* Excerpted data:
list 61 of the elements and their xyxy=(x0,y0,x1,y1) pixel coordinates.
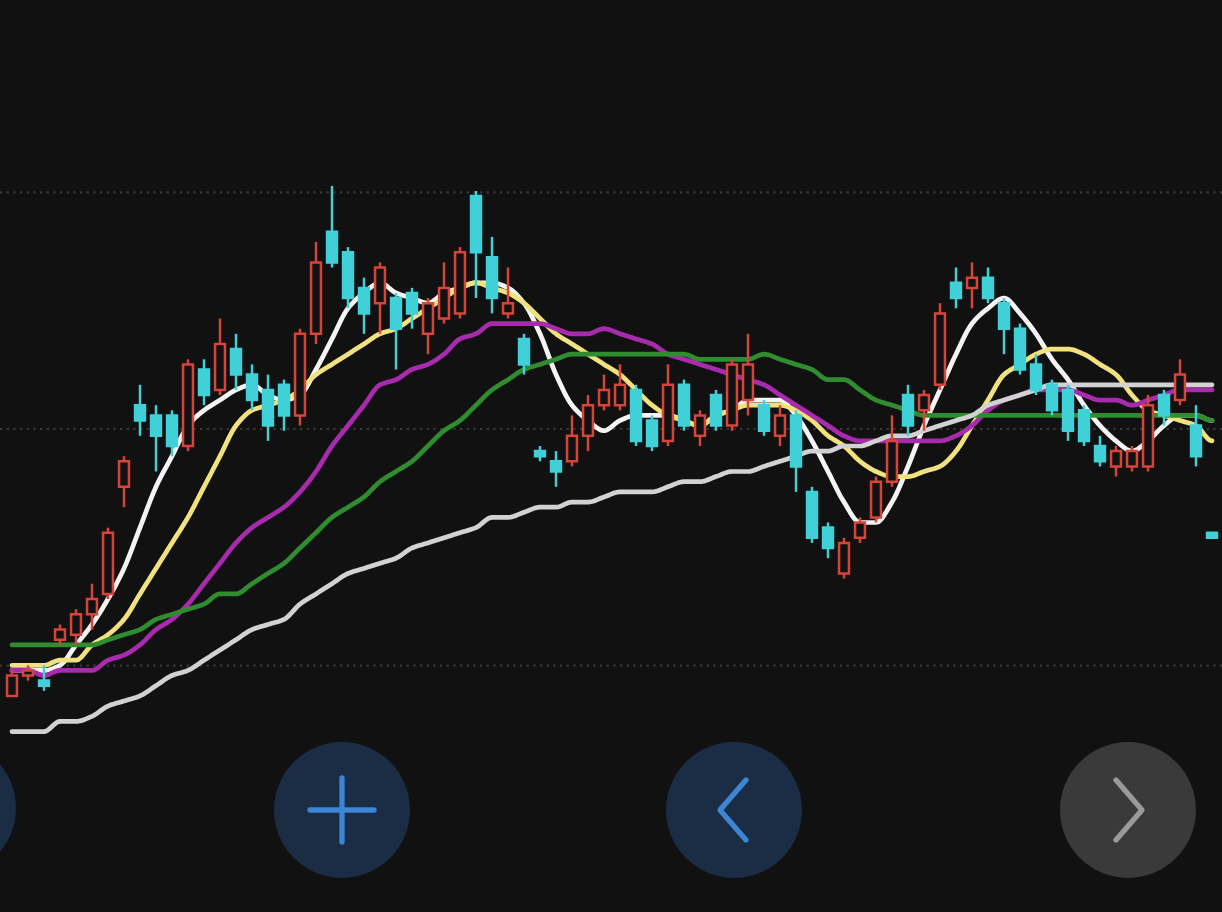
candlestick xyxy=(581,393,595,453)
candlestick xyxy=(837,536,851,580)
candlestick xyxy=(1173,358,1187,407)
candlestick xyxy=(773,403,787,448)
candlestick xyxy=(1077,403,1091,448)
candlestick xyxy=(613,363,627,412)
candlestick xyxy=(373,261,387,336)
candlestick xyxy=(1109,444,1123,478)
candlestick xyxy=(5,669,19,698)
candlestick xyxy=(117,454,131,509)
candlestick xyxy=(949,266,963,310)
candlestick xyxy=(1013,322,1027,376)
candlestick xyxy=(693,409,707,448)
candlestick xyxy=(213,317,227,397)
candlestick xyxy=(149,403,163,473)
candlestick xyxy=(741,332,755,417)
candlestick xyxy=(1157,388,1171,427)
candlestick xyxy=(325,184,339,269)
candlestick xyxy=(133,383,147,438)
candlestick xyxy=(965,261,979,310)
candlestick xyxy=(1189,403,1203,468)
candlestick xyxy=(1045,378,1059,417)
candlestick xyxy=(805,485,819,545)
candlestick xyxy=(165,409,179,458)
candlestick xyxy=(85,582,99,631)
candlestick xyxy=(405,286,419,330)
candlestick xyxy=(1061,383,1075,443)
candlestick xyxy=(549,449,563,489)
candlestick xyxy=(501,266,515,320)
candlestick xyxy=(565,414,579,468)
candlestick xyxy=(981,266,995,305)
candlestick xyxy=(1029,352,1043,397)
candlestick xyxy=(389,291,403,371)
candlestick xyxy=(709,388,723,432)
candlestick xyxy=(917,388,931,432)
candlestick xyxy=(597,373,611,412)
candlestick xyxy=(645,414,659,453)
candlestick xyxy=(261,373,275,443)
candlestick xyxy=(901,383,915,438)
candlestick xyxy=(757,398,771,438)
candlestick xyxy=(485,235,499,315)
candlestick xyxy=(69,607,83,647)
candlestick xyxy=(245,363,259,412)
candlestick xyxy=(341,245,355,310)
candlestick xyxy=(853,516,867,545)
candlestick xyxy=(421,296,435,356)
candlestick xyxy=(357,276,371,336)
candlestick xyxy=(677,378,691,432)
candlestick xyxy=(1125,444,1139,473)
candlestick xyxy=(53,623,67,647)
candlestick xyxy=(869,475,883,524)
candlestick xyxy=(821,521,835,560)
candlestick xyxy=(517,332,531,376)
candlestick xyxy=(277,378,291,432)
candlestick xyxy=(197,358,211,407)
candlestick xyxy=(1093,434,1107,468)
candlestick xyxy=(885,414,899,489)
candlestick xyxy=(997,296,1011,356)
candlestick xyxy=(229,332,243,392)
candlestick xyxy=(437,261,451,325)
candlestick xyxy=(37,664,51,693)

* Requirement:
Quote, without alteration, every line of the records between the line holding "candlestick xyxy=(581,393,595,453)" and the line holding "candlestick xyxy=(1157,388,1171,427)", including both of those lines.

* Written answer:
candlestick xyxy=(581,393,595,453)
candlestick xyxy=(837,536,851,580)
candlestick xyxy=(1173,358,1187,407)
candlestick xyxy=(773,403,787,448)
candlestick xyxy=(1077,403,1091,448)
candlestick xyxy=(613,363,627,412)
candlestick xyxy=(373,261,387,336)
candlestick xyxy=(1109,444,1123,478)
candlestick xyxy=(5,669,19,698)
candlestick xyxy=(117,454,131,509)
candlestick xyxy=(949,266,963,310)
candlestick xyxy=(1013,322,1027,376)
candlestick xyxy=(693,409,707,448)
candlestick xyxy=(213,317,227,397)
candlestick xyxy=(149,403,163,473)
candlestick xyxy=(741,332,755,417)
candlestick xyxy=(1157,388,1171,427)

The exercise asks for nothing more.